▸ Written instruction
Images should be left out, and everything else in the listing reproduced exactly.

(Items from a dataset)

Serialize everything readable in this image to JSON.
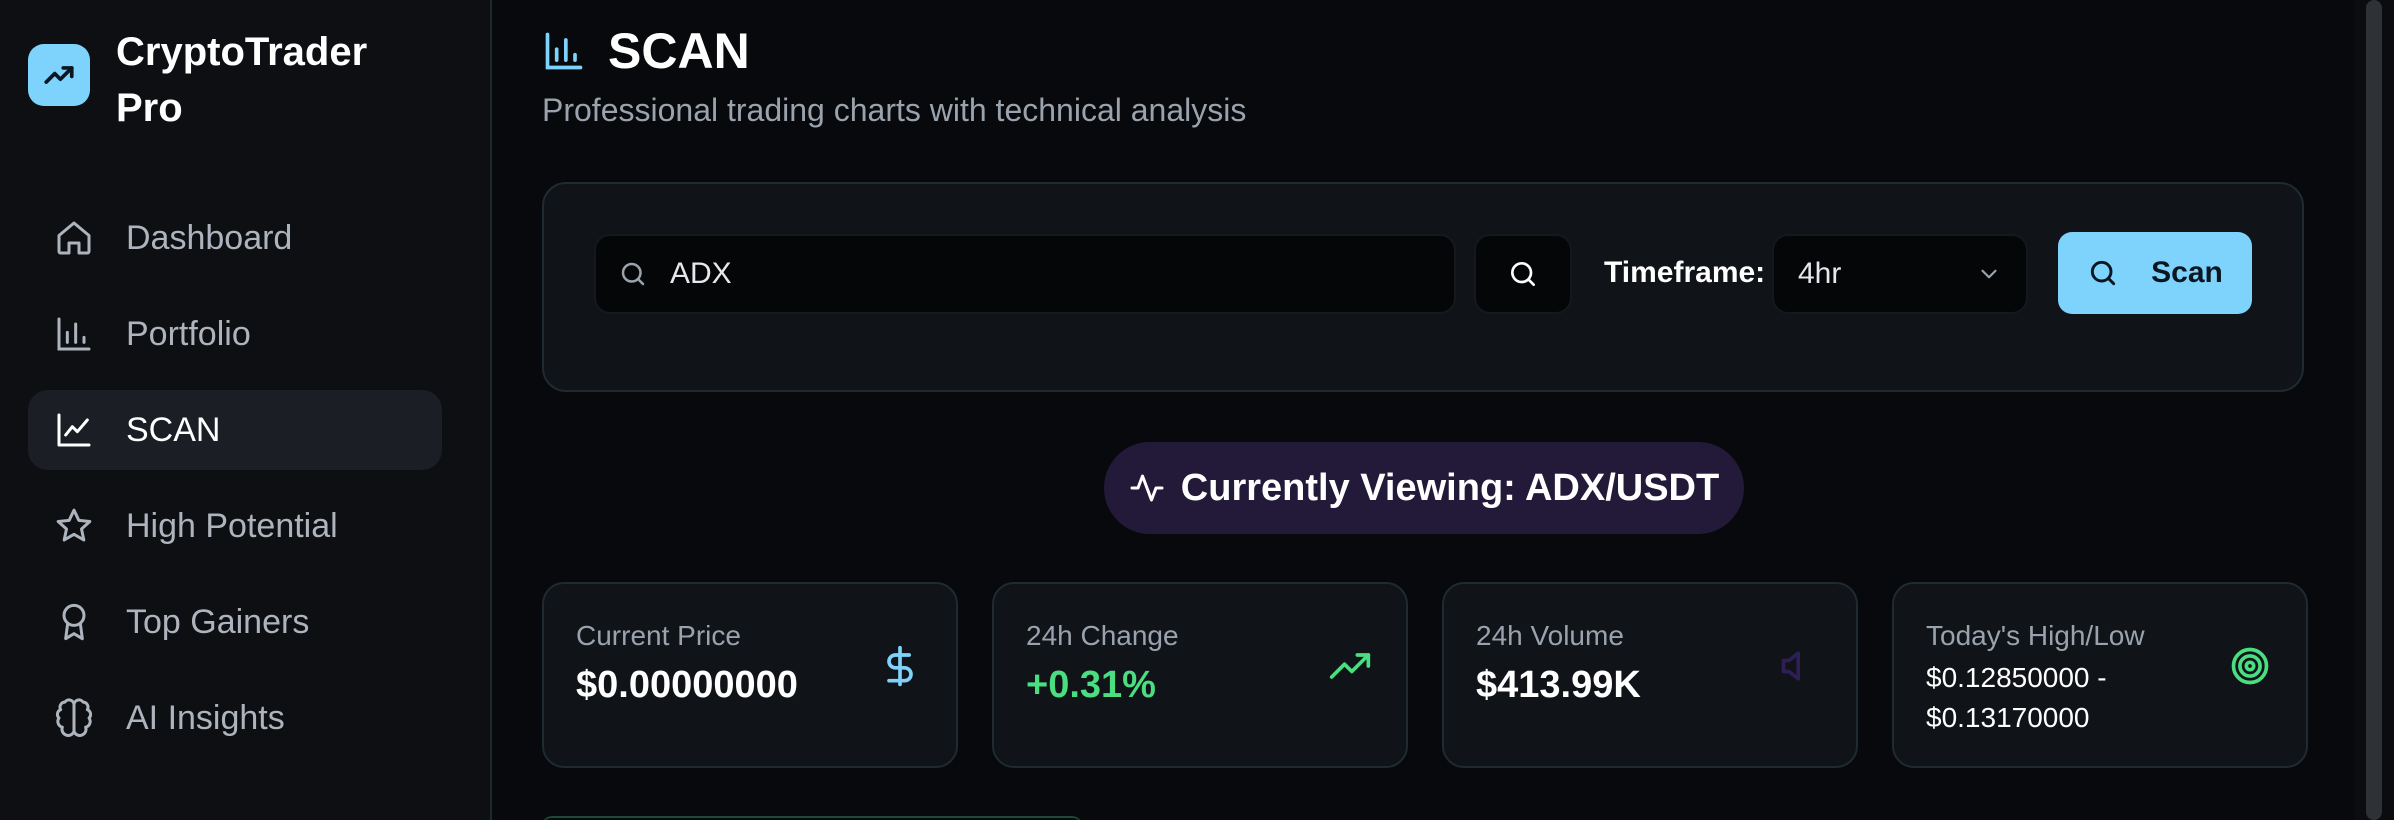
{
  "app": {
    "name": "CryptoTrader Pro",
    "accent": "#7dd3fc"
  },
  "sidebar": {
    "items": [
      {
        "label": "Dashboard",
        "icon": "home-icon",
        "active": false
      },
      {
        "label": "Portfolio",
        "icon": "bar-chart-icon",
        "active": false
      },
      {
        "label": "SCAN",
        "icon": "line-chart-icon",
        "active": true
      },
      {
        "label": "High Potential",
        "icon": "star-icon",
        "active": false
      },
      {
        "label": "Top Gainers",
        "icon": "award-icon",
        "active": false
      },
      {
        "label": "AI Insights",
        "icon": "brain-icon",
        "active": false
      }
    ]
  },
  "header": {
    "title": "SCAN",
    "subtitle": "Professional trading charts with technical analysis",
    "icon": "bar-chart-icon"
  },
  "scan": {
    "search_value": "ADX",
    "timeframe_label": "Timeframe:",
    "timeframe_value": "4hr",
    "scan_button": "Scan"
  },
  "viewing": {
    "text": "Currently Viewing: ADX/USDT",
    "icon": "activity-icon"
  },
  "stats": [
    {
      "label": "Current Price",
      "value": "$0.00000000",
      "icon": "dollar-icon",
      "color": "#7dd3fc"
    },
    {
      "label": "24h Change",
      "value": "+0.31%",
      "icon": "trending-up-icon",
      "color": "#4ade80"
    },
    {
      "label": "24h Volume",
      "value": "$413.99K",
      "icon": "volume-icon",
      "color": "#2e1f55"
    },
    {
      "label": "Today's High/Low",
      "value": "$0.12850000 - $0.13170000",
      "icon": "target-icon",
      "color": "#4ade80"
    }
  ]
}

▸ Expected answer
Serialize everything readable in this image to JSON.
{
  "app": {
    "name": "CryptoTrader Pro",
    "accent": "#7dd3fc"
  },
  "sidebar": {
    "items": [
      {
        "label": "Dashboard",
        "icon": "home-icon",
        "active": false
      },
      {
        "label": "Portfolio",
        "icon": "bar-chart-icon",
        "active": false
      },
      {
        "label": "SCAN",
        "icon": "line-chart-icon",
        "active": true
      },
      {
        "label": "High Potential",
        "icon": "star-icon",
        "active": false
      },
      {
        "label": "Top Gainers",
        "icon": "award-icon",
        "active": false
      },
      {
        "label": "AI Insights",
        "icon": "brain-icon",
        "active": false
      }
    ]
  },
  "header": {
    "title": "SCAN",
    "subtitle": "Professional trading charts with technical analysis",
    "icon": "bar-chart-icon"
  },
  "scan": {
    "search_value": "ADX",
    "timeframe_label": "Timeframe:",
    "timeframe_value": "4hr",
    "scan_button": "Scan"
  },
  "viewing": {
    "text": "Currently Viewing: ADX/USDT",
    "icon": "activity-icon"
  },
  "stats": [
    {
      "label": "Current Price",
      "value": "$0.00000000",
      "icon": "dollar-icon",
      "color": "#7dd3fc"
    },
    {
      "label": "24h Change",
      "value": "+0.31%",
      "icon": "trending-up-icon",
      "color": "#4ade80"
    },
    {
      "label": "24h Volume",
      "value": "$413.99K",
      "icon": "volume-icon",
      "color": "#2e1f55"
    },
    {
      "label": "Today's High/Low",
      "value": "$0.12850000 - $0.13170000",
      "icon": "target-icon",
      "color": "#4ade80"
    }
  ]
}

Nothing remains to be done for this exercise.